[Data records]
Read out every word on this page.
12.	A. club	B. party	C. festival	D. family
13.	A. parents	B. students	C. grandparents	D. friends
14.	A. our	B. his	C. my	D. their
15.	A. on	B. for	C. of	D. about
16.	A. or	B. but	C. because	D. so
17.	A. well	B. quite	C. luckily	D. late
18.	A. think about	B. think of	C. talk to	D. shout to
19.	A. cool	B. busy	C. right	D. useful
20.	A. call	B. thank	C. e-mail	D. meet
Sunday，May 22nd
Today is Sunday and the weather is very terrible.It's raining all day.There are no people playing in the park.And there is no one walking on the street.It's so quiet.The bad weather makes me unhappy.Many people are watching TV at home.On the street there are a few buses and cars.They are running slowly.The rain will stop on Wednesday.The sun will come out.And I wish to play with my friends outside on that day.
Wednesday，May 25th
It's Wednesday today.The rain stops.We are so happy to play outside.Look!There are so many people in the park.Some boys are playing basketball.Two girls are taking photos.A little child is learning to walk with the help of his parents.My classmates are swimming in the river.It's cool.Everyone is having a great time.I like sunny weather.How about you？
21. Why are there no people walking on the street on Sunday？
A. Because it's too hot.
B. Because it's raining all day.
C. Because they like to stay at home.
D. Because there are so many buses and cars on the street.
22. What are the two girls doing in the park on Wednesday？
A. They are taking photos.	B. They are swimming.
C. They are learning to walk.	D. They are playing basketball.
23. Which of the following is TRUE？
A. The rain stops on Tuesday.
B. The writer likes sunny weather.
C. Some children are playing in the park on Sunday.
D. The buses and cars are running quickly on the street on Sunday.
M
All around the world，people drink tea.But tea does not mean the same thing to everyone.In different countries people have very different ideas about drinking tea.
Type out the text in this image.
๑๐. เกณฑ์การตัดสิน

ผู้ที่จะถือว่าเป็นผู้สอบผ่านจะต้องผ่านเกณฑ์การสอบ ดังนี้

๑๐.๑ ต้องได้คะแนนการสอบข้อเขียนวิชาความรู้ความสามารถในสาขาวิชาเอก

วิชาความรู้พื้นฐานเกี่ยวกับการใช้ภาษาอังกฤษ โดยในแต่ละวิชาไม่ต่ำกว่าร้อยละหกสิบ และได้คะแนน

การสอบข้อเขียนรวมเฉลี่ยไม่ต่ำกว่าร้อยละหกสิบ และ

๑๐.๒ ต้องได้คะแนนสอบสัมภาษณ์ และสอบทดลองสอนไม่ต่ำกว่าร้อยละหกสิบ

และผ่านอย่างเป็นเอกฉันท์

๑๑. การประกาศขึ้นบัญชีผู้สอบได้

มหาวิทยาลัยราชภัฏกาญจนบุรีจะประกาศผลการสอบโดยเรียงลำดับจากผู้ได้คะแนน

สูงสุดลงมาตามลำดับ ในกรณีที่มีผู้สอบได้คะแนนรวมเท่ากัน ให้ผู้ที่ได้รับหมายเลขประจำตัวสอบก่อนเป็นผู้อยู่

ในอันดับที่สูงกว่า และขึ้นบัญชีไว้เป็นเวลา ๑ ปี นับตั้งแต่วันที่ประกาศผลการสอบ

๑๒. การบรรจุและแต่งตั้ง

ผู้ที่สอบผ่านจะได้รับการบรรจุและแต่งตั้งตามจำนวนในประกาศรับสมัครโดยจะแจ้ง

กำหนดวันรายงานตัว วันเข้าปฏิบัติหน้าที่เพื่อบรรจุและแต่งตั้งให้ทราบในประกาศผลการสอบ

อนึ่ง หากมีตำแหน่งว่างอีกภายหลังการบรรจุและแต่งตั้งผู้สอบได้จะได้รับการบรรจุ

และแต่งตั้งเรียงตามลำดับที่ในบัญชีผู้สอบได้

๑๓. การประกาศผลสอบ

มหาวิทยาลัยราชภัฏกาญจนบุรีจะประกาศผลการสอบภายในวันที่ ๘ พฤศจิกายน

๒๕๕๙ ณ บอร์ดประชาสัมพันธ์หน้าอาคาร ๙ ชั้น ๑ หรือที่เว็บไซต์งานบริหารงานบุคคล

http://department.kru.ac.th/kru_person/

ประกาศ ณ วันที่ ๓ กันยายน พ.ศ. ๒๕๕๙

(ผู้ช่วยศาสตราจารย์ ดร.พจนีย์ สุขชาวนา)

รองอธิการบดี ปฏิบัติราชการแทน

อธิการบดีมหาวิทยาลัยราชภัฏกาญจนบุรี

EXERCISE AIM: Please quote the data above in full, with no line missing.

PROBLEM SOLUTION:
Read out every word on this page.
12.	A. club	B. party	C. festival	D. family
13.	A. parents	B. students	C. grandparents	D. friends
14.	A. our	B. his	C. my	D. their
15.	A. on	B. for	C. of	D. about
16.	A. or	B. but	C. because	D. so
17.	A. well	B. quite	C. luckily	D. late
18.	A. think about	B. think of	C. talk to	D. shout to
19.	A. cool	B. busy	C. right	D. useful
20.	A. call	B. thank	C. e-mail	D. meet
Sunday，May 22nd
Today is Sunday and the weather is very terrible.It's raining all day.There are no people playing in the park.And there is no one walking on the street.It's so quiet.The bad weather makes me unhappy.Many people are watching TV at home.On the street there are a few buses and cars.They are running slowly.The rain will stop on Wednesday.The sun will come out.And I wish to play with my friends outside on that day.
Wednesday，May 25th
It's Wednesday today.The rain stops.We are so happy to play outside.Look!There are so many people in the park.Some boys are playing basketball.Two girls are taking photos.A little child is learning to walk with the help of his parents.My classmates are swimming in the river.It's cool.Everyone is having a great time.I like sunny weather.How about you？
21. Why are there no people walking on the street on Sunday？
A. Because it's too hot.
B. Because it's raining all day.
C. Because they like to stay at home.
D. Because there are so many buses and cars on the street.
22. What are the two girls doing in the park on Wednesday？
A. They are taking photos.	B. They are swimming.
C. They are learning to walk.	D. They are playing basketball.
23. Which of the following is TRUE？
A. The rain stops on Tuesday.
B. The writer likes sunny weather.
C. Some children are playing in the park on Sunday.
D. The buses and cars are running quickly on the street on Sunday.
M
All around the world，people drink tea.But tea does not mean the same thing to everyone.In different countries people have very different ideas about drinking tea.
Type out the text in this image.
๑๐. เกณฑ์การตัดสิน

ผู้ที่จะถือว่าเป็นผู้สอบผ่านจะต้องผ่านเกณฑ์การสอบ ดังนี้

๑๐.๑ ต้องได้คะแนนการสอบข้อเขียนวิชาความรู้ความสามารถในสาขาวิชาเอก

วิชาความรู้พื้นฐานเกี่ยวกับการใช้ภาษาอังกฤษ โดยในแต่ละวิชาไม่ต่ำกว่าร้อยละหกสิบ และได้คะแนน

การสอบข้อเขียนรวมเฉลี่ยไม่ต่ำกว่าร้อยละหกสิบ และ

๑๐.๒ ต้องได้คะแนนสอบสัมภาษณ์ และสอบทดลองสอนไม่ต่ำกว่าร้อยละหกสิบ

และผ่านอย่างเป็นเอกฉันท์

๑๑. การประกาศขึ้นบัญชีผู้สอบได้

มหาวิทยาลัยราชภัฏกาญจนบุรีจะประกาศผลการสอบโดยเรียงลำดับจากผู้ได้คะแนน

สูงสุดลงมาตามลำดับ ในกรณีที่มีผู้สอบได้คะแนนรวมเท่ากัน ให้ผู้ที่ได้รับหมายเลขประจำตัวสอบก่อนเป็นผู้อยู่

ในอันดับที่สูงกว่า และขึ้นบัญชีไว้เป็นเวลา ๑ ปี นับตั้งแต่วันที่ประกาศผลการสอบ

๑๒. การบรรจุและแต่งตั้ง

ผู้ที่สอบผ่านจะได้รับการบรรจุและแต่งตั้งตามจำนวนในประกาศรับสมัครโดยจะแจ้ง

กำหนดวันรายงานตัว วันเข้าปฏิบัติหน้าที่เพื่อบรรจุและแต่งตั้งให้ทราบในประกาศผลการสอบ

อนึ่ง หากมีตำแหน่งว่างอีกภายหลังการบรรจุและแต่งตั้งผู้สอบได้จะได้รับการบรรจุ

และแต่งตั้งเรียงตามลำดับที่ในบัญชีผู้สอบได้

๑๓. การประกาศผลสอบ

มหาวิทยาลัยราชภัฏกาญจนบุรีจะประกาศผลการสอบภายในวันที่ ๘ พฤศจิกายน

๒๕๕๙ ณ บอร์ดประชาสัมพันธ์หน้าอาคาร ๙ ชั้น ๑ หรือที่เว็บไซต์งานบริหารงานบุคคล

http://department.kru.ac.th/kru_person/

ประกาศ ณ วันที่ ๓ กันยายน พ.ศ. ๒๕๕๙

(ผู้ช่วยศาสตราจารย์ ดร.พจนีย์ สุขชาวนา)

รองอธิการบดี ปฏิบัติราชการแทน

อธิการบดีมหาวิทยาลัยราชภัฏกาญจนบุรี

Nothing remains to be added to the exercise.